=== Brief ===
Recast the lines from the start of the items through the line containing "copy-link-button[interactable]: Sao chép" as a JSON list of strings, one string per line, leaving out any blank lines.

=== Record list ===
* Start *

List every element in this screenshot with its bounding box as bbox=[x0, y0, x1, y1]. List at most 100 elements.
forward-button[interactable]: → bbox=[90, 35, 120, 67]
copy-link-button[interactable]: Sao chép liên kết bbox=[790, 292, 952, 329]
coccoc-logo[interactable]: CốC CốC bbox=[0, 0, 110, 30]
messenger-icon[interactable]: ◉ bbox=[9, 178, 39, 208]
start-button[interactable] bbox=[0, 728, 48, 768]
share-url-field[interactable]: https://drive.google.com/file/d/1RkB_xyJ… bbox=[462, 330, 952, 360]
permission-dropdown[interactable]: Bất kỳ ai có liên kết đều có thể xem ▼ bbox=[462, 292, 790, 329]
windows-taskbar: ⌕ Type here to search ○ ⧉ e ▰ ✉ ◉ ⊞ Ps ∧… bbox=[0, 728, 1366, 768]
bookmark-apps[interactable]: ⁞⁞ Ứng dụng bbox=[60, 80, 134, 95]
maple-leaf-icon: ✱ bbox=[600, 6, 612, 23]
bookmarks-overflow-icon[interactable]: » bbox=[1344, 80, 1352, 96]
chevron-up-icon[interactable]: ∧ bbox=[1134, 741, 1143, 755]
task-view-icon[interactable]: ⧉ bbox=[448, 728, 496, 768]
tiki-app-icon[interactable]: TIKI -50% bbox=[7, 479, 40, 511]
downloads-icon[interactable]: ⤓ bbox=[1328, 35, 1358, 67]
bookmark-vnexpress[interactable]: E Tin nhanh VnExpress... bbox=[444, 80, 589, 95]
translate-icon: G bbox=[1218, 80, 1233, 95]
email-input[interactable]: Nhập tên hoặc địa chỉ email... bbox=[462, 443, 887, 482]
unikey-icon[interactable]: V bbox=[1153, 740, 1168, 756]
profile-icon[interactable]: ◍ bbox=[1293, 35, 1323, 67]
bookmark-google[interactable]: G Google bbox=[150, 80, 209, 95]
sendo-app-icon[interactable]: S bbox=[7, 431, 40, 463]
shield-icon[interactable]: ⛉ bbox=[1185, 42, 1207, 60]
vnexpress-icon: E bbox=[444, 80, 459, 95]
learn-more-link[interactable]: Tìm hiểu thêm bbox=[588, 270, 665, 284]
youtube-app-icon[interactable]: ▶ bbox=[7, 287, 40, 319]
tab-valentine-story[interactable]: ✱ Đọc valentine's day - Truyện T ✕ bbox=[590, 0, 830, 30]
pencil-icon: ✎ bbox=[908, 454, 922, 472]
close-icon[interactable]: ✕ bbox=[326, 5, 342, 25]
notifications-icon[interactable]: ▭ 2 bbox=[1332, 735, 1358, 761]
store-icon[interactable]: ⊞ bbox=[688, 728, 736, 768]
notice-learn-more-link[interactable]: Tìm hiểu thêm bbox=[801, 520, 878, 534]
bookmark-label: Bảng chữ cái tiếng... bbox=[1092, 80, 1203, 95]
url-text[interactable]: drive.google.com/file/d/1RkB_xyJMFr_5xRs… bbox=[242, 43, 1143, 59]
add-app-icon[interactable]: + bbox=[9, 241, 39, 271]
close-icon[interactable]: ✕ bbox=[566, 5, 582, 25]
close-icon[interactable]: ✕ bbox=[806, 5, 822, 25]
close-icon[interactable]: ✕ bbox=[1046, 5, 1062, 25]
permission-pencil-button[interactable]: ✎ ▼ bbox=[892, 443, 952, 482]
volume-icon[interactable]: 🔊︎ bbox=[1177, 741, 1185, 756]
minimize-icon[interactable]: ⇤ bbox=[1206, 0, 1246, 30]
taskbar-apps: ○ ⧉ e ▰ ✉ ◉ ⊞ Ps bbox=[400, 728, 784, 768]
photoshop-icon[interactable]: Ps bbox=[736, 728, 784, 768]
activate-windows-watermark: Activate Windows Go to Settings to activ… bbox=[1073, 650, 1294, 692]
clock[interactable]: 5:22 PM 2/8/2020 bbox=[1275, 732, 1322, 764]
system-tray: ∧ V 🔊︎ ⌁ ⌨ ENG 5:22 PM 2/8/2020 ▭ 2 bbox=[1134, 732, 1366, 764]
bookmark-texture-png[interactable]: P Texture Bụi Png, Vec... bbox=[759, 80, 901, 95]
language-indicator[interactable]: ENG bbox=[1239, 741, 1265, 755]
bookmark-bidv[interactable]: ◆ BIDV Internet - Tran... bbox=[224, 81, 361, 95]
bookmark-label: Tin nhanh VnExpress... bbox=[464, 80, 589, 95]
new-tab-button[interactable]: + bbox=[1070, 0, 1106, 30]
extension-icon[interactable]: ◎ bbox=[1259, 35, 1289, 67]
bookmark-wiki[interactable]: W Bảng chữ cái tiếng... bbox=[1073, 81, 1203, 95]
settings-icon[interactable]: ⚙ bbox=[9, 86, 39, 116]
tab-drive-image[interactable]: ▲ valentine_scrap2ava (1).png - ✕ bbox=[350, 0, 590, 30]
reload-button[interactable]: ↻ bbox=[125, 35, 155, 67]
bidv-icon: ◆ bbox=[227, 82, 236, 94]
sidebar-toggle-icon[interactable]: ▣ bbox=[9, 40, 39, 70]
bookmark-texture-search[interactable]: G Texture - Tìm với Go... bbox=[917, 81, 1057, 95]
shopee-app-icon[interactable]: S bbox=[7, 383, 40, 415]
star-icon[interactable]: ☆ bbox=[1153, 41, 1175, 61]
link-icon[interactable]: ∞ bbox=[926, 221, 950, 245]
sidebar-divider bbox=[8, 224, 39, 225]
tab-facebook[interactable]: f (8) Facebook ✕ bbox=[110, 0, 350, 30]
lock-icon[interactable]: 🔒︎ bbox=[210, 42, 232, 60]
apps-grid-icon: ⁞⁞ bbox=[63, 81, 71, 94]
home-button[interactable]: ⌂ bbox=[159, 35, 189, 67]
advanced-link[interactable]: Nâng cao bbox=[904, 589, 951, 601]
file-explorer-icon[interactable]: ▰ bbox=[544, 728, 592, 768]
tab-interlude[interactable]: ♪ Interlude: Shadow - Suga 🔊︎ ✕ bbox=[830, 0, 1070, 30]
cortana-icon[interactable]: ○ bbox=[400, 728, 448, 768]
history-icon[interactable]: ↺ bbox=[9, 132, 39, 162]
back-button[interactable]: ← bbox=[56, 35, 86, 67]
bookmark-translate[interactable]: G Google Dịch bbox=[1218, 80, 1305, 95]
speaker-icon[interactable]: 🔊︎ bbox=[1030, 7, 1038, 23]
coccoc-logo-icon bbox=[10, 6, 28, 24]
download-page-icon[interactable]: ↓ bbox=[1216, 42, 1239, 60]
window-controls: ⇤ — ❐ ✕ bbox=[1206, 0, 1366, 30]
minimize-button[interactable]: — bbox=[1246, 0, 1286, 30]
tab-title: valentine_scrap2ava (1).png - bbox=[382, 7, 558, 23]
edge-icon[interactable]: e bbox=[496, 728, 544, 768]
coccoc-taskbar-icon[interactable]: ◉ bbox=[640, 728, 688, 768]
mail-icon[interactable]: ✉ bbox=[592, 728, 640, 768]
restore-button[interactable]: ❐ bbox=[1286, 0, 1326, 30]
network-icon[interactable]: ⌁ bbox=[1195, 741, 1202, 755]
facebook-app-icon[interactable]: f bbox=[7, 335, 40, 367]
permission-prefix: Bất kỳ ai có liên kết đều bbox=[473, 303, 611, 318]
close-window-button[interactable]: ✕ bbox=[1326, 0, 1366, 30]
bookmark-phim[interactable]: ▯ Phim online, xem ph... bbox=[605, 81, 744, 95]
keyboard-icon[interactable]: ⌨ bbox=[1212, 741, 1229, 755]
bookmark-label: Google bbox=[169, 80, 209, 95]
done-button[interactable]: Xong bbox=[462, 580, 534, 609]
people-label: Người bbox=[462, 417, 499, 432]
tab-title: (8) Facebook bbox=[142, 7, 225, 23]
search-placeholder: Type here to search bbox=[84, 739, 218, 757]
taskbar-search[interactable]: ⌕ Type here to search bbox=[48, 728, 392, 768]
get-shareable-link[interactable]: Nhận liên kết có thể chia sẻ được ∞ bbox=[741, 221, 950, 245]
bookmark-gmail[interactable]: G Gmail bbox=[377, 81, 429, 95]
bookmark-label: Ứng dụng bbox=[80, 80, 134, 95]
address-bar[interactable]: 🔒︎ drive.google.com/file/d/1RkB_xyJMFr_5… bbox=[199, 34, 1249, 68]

* End *

=== Reply to the task ===
[
  "List every element in this screenshot with its bounding box as bbox=[x0, y0, x1, y1]. List at most 100 elements.",
  "forward-button[interactable]: → bbox=[90, 35, 120, 67]",
  "copy-link-button[interactable]: Sao chép liên kết bbox=[790, 292, 952, 329]"
]